What the task asks> Using the material that follows, identify and copy each line with the string "TradingView".

(Dataset rows)

◆ ◆ ◆

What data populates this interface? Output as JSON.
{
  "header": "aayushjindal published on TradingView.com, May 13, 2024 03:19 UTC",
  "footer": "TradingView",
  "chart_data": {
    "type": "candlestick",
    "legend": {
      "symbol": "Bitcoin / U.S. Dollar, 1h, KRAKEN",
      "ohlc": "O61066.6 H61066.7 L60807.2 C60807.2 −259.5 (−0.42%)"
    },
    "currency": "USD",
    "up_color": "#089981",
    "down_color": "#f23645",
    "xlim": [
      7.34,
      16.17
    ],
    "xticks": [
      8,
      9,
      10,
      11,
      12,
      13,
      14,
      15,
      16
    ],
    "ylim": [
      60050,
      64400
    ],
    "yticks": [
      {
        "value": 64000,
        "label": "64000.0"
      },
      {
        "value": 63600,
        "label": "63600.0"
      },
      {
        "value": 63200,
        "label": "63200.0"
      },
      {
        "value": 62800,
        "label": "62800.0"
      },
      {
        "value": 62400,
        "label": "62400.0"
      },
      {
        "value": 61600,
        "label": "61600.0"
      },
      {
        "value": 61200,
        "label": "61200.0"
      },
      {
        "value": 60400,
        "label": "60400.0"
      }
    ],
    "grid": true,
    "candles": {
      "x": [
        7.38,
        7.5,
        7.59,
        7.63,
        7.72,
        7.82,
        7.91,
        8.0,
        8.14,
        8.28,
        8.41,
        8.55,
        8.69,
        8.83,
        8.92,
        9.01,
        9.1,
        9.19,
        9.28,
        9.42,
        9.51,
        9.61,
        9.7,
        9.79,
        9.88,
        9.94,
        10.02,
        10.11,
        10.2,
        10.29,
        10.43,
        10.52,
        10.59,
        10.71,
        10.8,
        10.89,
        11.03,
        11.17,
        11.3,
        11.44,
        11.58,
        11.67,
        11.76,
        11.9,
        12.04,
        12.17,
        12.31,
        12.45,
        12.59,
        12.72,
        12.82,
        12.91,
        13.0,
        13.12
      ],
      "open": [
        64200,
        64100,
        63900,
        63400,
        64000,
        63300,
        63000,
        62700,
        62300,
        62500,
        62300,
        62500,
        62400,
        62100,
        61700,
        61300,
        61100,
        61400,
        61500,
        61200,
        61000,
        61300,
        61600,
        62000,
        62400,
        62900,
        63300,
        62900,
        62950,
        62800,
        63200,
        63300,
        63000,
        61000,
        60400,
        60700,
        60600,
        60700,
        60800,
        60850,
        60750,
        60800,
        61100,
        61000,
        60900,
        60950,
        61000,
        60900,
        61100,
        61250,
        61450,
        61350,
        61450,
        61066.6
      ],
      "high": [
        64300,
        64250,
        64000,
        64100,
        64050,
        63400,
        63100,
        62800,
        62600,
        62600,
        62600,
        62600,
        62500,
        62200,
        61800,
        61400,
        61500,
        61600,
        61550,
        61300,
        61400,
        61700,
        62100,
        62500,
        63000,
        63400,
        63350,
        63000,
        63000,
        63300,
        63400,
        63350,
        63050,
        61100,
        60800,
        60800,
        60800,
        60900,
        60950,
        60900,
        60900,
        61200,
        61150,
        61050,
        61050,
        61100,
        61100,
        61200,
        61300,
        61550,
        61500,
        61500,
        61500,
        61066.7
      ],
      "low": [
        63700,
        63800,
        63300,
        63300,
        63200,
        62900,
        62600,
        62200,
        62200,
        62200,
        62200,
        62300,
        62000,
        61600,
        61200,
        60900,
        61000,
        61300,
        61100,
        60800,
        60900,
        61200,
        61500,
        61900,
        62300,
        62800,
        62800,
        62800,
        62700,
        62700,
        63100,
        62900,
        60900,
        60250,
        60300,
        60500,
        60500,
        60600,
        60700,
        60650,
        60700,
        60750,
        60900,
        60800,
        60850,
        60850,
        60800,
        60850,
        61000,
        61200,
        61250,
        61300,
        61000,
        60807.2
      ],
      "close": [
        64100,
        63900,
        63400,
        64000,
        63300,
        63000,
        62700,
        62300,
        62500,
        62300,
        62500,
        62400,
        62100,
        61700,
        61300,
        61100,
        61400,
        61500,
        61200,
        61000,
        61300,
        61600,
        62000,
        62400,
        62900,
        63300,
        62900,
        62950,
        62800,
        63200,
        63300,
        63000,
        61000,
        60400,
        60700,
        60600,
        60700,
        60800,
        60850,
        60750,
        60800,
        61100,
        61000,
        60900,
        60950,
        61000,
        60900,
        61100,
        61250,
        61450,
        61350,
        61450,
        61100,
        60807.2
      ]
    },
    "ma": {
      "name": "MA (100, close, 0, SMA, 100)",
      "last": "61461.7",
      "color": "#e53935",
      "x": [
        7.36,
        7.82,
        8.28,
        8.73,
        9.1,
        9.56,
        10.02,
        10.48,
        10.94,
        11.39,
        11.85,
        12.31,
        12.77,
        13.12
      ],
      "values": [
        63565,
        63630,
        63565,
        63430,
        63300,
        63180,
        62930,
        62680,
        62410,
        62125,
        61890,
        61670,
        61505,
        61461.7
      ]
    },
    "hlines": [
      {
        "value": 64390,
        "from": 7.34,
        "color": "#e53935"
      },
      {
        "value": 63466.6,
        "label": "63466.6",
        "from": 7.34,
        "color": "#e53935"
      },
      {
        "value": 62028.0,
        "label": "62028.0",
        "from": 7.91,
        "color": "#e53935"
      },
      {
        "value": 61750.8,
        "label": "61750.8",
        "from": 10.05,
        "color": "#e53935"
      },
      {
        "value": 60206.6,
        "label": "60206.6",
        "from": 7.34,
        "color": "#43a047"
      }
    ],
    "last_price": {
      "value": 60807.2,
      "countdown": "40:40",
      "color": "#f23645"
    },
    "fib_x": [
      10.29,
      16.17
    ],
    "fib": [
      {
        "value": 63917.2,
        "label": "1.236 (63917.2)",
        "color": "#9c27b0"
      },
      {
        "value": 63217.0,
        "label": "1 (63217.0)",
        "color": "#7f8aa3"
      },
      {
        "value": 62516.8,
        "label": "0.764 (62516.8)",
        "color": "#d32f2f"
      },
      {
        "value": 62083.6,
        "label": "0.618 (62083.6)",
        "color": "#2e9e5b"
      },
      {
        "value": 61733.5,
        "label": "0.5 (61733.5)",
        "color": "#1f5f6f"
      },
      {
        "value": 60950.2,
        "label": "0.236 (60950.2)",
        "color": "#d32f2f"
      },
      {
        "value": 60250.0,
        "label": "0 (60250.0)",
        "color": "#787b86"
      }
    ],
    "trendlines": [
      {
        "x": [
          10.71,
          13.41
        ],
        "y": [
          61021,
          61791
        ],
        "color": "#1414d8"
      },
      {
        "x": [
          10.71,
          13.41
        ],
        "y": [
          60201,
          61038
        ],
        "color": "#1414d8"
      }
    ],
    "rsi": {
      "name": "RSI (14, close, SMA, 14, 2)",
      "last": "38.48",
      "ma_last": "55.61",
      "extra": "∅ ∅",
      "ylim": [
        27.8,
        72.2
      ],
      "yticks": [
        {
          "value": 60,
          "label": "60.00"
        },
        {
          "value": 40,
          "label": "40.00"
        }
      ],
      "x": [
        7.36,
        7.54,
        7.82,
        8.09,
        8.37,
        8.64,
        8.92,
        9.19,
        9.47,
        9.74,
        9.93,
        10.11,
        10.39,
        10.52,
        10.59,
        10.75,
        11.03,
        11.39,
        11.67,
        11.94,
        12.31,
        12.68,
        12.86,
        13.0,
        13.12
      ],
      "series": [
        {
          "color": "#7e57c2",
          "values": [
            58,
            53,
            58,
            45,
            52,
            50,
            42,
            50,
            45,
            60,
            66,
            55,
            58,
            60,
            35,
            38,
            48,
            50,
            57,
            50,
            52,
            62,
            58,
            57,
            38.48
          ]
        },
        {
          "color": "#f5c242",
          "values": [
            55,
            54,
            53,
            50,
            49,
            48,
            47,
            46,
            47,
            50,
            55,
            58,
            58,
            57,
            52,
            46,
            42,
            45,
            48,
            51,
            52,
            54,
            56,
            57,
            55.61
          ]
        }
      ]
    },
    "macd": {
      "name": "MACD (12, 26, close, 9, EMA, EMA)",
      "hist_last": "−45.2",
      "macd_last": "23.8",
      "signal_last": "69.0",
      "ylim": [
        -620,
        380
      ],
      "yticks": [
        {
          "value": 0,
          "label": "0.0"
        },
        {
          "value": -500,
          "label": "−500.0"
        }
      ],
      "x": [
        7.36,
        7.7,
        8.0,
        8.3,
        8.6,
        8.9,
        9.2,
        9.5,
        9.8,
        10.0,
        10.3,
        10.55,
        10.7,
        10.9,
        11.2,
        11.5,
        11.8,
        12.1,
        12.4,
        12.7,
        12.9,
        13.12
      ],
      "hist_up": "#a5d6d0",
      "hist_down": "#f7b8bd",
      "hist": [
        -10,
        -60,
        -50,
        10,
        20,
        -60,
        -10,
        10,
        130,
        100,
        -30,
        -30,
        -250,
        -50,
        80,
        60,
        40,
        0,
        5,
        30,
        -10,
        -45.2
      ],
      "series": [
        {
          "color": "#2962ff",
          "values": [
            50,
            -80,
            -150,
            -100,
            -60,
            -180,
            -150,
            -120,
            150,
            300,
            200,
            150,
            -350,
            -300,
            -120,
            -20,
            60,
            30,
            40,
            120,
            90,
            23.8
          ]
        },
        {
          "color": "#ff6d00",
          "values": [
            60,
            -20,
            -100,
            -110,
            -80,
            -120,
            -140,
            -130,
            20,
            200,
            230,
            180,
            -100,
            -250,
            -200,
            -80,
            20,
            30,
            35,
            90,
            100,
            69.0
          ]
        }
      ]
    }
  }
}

◆ ◆ ◆

Solved problem>
  "header": "aayushjindal published on TradingView.com, May 13, 2024 03:19 UTC",
  "footer": "TradingView",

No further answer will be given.